## WHAT THE TASK REQUIRES
Find each line containing the word "JSON" and report how many there are. Add nothing else.

Saved entries
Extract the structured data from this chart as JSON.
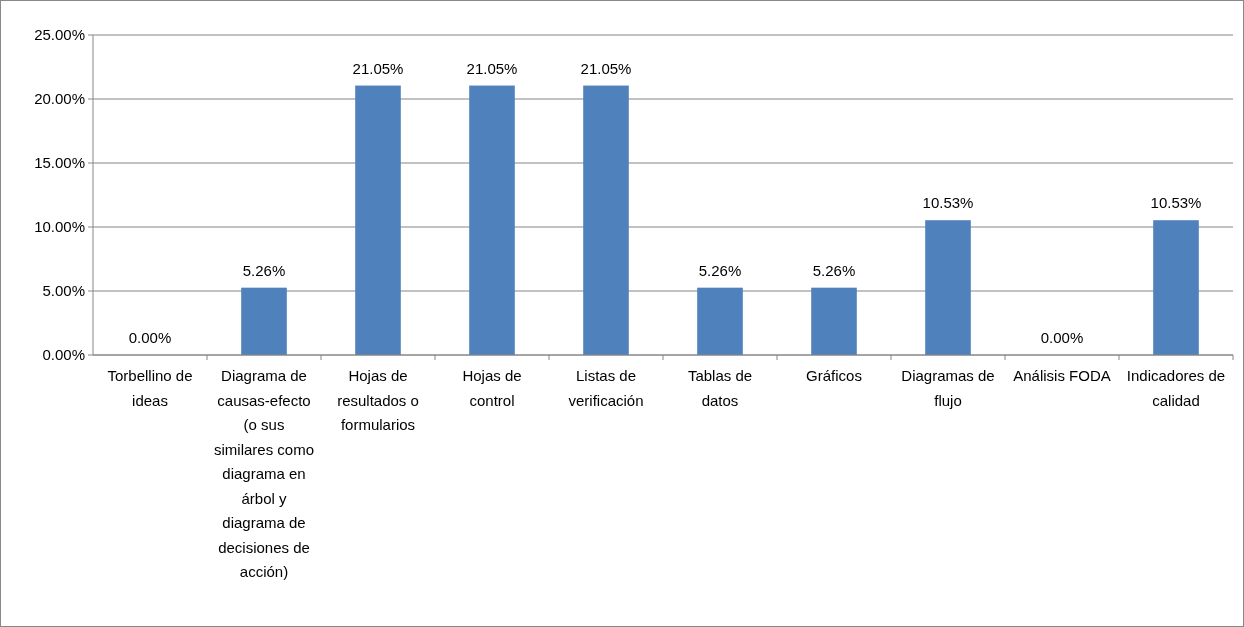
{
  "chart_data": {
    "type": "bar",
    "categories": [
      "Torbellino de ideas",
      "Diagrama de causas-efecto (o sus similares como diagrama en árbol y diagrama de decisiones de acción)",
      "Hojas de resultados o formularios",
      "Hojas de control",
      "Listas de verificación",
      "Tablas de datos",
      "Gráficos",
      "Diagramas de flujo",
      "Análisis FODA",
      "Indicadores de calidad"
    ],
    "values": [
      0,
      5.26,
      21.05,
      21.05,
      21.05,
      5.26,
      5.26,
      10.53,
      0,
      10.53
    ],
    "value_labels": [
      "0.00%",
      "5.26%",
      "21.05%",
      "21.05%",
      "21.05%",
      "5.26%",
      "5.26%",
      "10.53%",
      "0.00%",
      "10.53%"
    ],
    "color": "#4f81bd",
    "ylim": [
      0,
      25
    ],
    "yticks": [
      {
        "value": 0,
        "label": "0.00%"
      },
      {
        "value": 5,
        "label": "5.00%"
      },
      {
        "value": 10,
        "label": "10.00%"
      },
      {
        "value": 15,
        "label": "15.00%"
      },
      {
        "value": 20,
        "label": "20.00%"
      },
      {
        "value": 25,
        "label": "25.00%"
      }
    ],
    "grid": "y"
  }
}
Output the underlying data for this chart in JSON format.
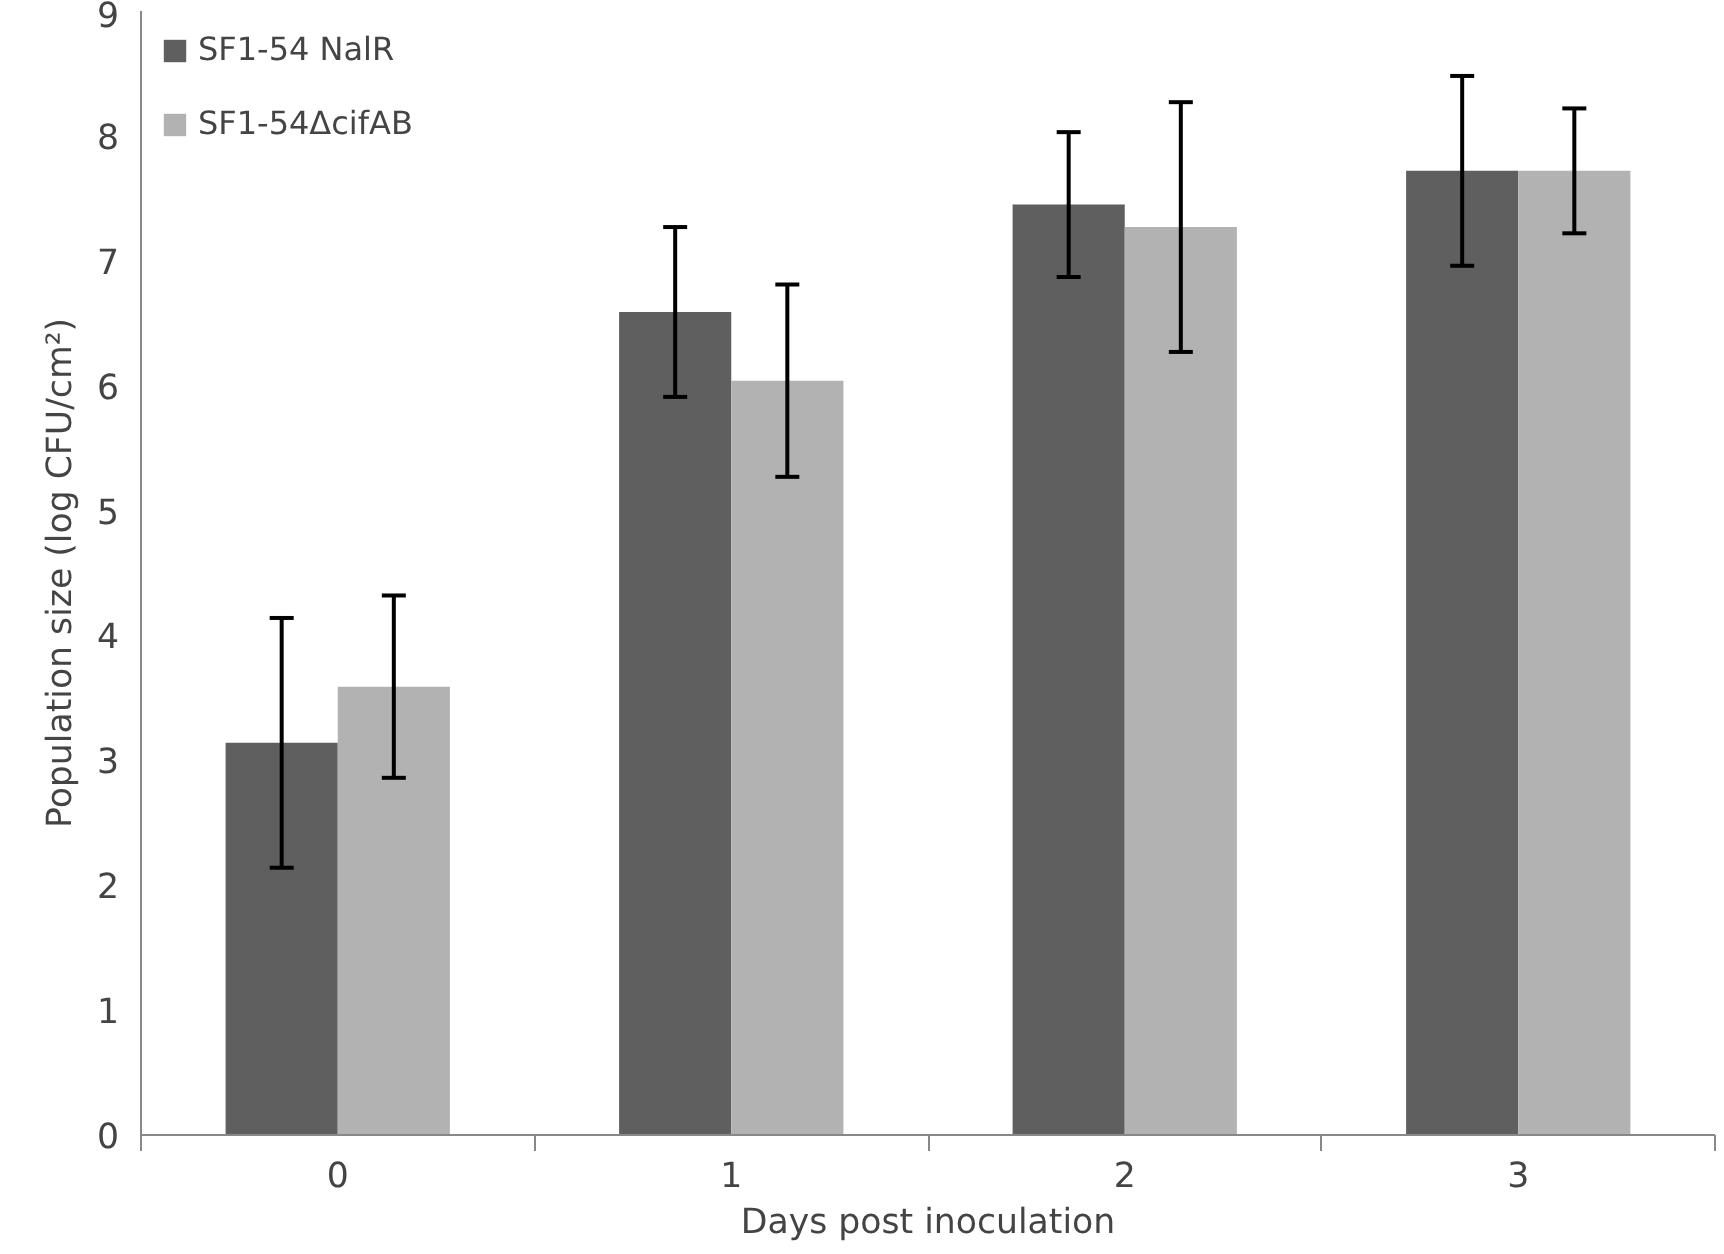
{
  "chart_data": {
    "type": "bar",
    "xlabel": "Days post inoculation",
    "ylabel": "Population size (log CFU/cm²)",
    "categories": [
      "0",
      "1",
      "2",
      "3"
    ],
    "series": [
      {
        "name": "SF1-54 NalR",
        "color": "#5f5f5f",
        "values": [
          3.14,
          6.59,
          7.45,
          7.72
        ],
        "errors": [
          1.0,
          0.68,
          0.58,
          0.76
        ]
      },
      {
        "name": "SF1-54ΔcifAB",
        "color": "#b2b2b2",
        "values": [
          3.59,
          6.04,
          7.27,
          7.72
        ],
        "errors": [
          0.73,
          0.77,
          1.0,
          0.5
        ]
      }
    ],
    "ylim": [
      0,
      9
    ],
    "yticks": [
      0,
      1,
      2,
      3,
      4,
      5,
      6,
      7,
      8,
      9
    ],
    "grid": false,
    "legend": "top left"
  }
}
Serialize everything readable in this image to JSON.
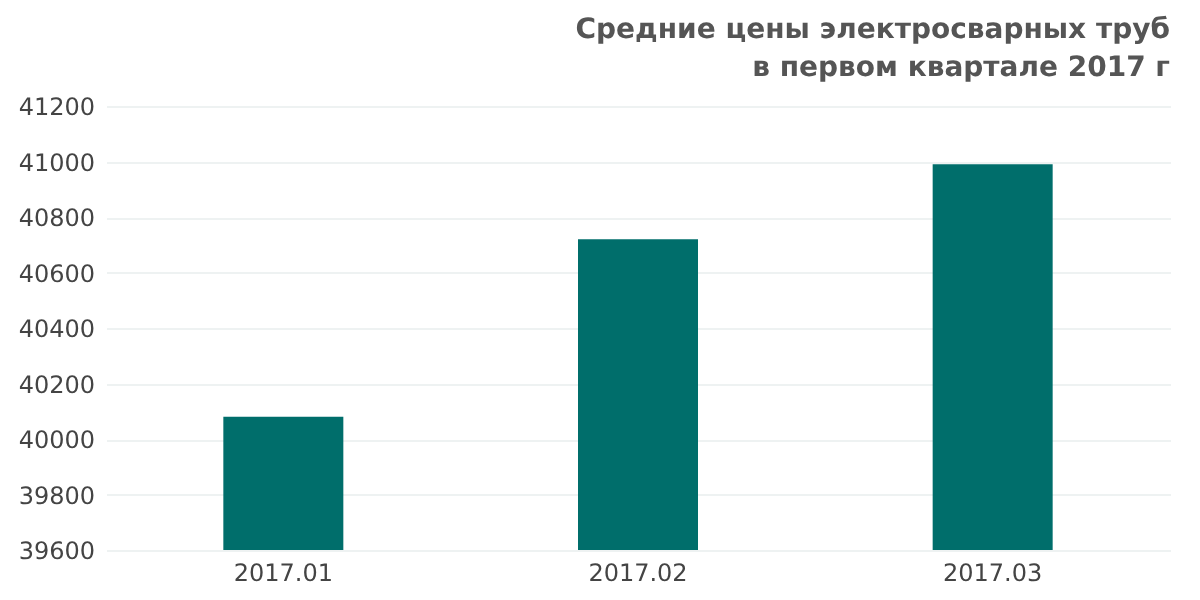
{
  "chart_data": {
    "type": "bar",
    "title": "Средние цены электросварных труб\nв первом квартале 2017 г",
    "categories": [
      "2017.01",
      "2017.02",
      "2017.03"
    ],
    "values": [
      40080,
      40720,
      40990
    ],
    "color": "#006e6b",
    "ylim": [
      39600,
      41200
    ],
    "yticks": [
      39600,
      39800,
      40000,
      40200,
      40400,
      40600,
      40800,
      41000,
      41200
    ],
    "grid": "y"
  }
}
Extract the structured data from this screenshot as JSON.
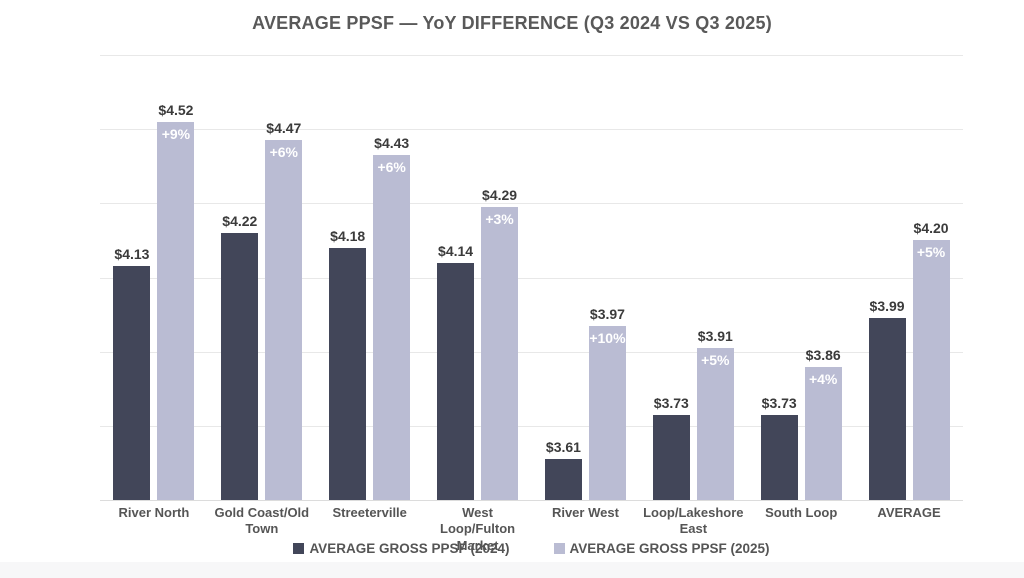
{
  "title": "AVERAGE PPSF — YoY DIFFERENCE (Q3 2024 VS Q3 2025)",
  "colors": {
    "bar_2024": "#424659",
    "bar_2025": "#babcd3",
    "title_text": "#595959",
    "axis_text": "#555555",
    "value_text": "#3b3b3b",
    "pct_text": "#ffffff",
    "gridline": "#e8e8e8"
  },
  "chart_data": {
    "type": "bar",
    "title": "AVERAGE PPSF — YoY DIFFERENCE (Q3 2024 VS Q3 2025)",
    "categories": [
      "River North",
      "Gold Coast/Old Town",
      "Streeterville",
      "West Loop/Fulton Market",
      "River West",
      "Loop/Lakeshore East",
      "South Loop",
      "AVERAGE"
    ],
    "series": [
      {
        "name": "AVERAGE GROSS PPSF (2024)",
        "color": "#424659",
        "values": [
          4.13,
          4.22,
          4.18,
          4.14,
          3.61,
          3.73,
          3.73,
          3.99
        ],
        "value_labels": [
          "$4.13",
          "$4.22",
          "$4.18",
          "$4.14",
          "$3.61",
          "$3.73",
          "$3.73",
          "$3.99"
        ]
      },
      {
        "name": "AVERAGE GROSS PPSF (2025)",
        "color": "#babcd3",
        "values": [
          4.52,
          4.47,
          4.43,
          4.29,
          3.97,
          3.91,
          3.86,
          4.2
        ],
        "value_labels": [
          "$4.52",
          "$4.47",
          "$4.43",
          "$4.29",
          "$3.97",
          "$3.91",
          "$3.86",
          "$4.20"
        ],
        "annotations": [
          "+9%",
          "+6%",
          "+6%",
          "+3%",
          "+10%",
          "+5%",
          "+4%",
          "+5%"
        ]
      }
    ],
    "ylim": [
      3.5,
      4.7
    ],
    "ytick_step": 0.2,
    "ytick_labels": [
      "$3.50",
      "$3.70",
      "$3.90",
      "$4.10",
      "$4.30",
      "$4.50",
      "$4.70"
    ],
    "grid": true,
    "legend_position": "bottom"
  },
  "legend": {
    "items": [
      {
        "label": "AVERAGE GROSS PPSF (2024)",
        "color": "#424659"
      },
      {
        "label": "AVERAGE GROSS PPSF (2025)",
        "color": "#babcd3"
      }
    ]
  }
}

## RESPONSE TO THE TASK
4